REQUIREMENTS: Look through the data below. Pick out the lines holding the string "Ненецкого".
— Begin —
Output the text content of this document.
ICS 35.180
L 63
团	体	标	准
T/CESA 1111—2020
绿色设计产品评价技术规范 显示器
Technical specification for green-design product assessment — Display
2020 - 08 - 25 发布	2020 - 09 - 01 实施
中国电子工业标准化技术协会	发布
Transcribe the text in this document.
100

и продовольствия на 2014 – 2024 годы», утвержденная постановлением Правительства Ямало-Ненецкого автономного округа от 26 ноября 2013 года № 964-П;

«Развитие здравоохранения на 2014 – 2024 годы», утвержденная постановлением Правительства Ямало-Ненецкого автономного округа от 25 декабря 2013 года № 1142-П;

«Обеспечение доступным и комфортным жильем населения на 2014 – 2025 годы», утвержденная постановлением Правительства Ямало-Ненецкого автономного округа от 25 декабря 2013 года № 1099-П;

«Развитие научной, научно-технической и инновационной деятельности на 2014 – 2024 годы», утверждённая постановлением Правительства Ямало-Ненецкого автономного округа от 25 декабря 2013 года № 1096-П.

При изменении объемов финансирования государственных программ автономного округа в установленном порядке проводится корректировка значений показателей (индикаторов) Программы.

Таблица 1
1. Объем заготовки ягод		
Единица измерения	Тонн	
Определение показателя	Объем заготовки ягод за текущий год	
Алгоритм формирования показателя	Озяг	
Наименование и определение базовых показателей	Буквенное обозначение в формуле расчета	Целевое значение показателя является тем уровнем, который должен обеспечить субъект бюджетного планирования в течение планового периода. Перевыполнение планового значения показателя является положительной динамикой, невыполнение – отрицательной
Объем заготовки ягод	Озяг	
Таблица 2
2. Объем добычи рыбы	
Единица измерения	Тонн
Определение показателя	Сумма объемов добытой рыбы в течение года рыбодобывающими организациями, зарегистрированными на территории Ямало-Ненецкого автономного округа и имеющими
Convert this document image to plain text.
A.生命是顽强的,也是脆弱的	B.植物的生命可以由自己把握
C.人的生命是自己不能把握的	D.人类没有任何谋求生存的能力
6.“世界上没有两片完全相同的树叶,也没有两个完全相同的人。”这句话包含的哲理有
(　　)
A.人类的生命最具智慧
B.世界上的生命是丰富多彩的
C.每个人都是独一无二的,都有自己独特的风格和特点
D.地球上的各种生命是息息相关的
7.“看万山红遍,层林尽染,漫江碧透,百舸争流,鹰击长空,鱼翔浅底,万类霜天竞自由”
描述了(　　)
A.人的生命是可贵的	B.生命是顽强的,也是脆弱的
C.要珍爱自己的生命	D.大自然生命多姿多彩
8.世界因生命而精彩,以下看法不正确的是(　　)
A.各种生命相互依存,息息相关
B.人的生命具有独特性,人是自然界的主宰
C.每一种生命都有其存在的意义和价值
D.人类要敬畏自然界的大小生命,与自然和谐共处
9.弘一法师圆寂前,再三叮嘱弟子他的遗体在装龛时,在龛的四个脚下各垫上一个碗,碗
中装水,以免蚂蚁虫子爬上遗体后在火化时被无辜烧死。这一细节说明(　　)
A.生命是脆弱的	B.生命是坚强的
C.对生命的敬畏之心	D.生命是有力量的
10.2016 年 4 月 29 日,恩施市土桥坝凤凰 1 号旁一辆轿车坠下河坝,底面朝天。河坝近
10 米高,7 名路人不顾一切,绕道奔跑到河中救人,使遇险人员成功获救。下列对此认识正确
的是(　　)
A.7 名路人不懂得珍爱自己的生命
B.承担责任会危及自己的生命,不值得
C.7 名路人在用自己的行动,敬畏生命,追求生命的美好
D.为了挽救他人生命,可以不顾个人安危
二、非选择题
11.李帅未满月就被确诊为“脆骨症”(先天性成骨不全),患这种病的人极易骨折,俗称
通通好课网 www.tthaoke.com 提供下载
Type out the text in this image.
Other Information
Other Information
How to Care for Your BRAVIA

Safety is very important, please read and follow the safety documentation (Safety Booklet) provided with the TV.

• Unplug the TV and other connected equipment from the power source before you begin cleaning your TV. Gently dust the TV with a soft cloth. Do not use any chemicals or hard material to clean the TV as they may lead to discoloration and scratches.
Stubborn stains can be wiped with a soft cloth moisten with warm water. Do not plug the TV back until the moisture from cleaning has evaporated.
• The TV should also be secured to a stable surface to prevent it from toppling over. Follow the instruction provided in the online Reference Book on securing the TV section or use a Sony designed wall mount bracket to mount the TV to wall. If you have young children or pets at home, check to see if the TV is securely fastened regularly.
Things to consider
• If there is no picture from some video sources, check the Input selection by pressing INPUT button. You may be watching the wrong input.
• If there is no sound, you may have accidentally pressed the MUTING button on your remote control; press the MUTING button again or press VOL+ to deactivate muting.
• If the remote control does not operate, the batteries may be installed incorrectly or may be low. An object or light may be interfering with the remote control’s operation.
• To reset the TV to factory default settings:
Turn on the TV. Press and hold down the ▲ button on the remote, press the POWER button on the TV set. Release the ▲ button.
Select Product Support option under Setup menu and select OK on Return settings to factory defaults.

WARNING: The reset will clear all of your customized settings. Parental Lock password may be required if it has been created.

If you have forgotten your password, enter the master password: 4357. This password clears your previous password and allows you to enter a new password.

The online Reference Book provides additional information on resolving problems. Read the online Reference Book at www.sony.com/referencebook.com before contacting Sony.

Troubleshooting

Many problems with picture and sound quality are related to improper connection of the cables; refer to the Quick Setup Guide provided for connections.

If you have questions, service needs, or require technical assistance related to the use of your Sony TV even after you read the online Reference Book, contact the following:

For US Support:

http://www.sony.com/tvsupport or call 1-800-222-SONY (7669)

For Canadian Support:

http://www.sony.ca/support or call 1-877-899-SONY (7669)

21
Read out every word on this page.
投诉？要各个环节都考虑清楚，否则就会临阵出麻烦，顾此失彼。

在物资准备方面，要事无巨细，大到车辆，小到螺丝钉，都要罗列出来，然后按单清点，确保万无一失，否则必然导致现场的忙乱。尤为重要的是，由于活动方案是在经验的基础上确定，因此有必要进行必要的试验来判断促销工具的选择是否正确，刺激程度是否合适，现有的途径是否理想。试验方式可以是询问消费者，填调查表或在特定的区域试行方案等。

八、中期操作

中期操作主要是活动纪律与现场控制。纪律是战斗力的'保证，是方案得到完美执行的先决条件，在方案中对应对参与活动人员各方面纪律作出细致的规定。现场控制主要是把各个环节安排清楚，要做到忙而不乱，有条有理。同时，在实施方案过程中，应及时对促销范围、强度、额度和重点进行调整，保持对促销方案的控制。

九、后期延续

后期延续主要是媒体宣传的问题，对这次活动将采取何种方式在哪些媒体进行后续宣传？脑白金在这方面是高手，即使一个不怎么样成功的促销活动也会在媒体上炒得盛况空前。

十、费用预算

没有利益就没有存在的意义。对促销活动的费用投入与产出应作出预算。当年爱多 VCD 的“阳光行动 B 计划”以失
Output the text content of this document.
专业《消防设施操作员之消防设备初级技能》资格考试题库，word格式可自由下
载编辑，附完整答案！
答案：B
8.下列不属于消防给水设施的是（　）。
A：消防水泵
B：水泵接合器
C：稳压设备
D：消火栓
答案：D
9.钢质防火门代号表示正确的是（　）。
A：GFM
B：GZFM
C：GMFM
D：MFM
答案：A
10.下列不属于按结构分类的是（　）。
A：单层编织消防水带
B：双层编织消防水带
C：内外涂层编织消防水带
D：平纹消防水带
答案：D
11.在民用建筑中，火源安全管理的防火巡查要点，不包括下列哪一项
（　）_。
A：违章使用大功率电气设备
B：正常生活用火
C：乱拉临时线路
— End —
REPLY:
и продовольствия на 2014 – 2024 годы», утвержденная постановлением Правительства Ямало-Ненецкого автономного округа от 26 ноября 2013 года № 964-П;
«Развитие здравоохранения на 2014 – 2024 годы», утвержденная постановлением Правительства Ямало-Ненецкого автономного округа от 25 декабря 2013 года № 1142-П;
«Обеспечение доступным и комфортным жильем населения на 2014 – 2025 годы», утвержденная постановлением Правительства Ямало-Ненецкого автономного округа от 25 декабря 2013 года № 1099-П;
«Развитие научной, научно-технической и инновационной деятельности на 2014 – 2024 годы», утверждённая постановлением Правительства Ямало-Ненецкого автономного округа от 25 декабря 2013 года № 1096-П.
Определение показателя	Сумма объемов добытой рыбы в течение года рыбодобывающими организациями, зарегистрированными на территории Ямало-Ненецкого автономного округа и имеющими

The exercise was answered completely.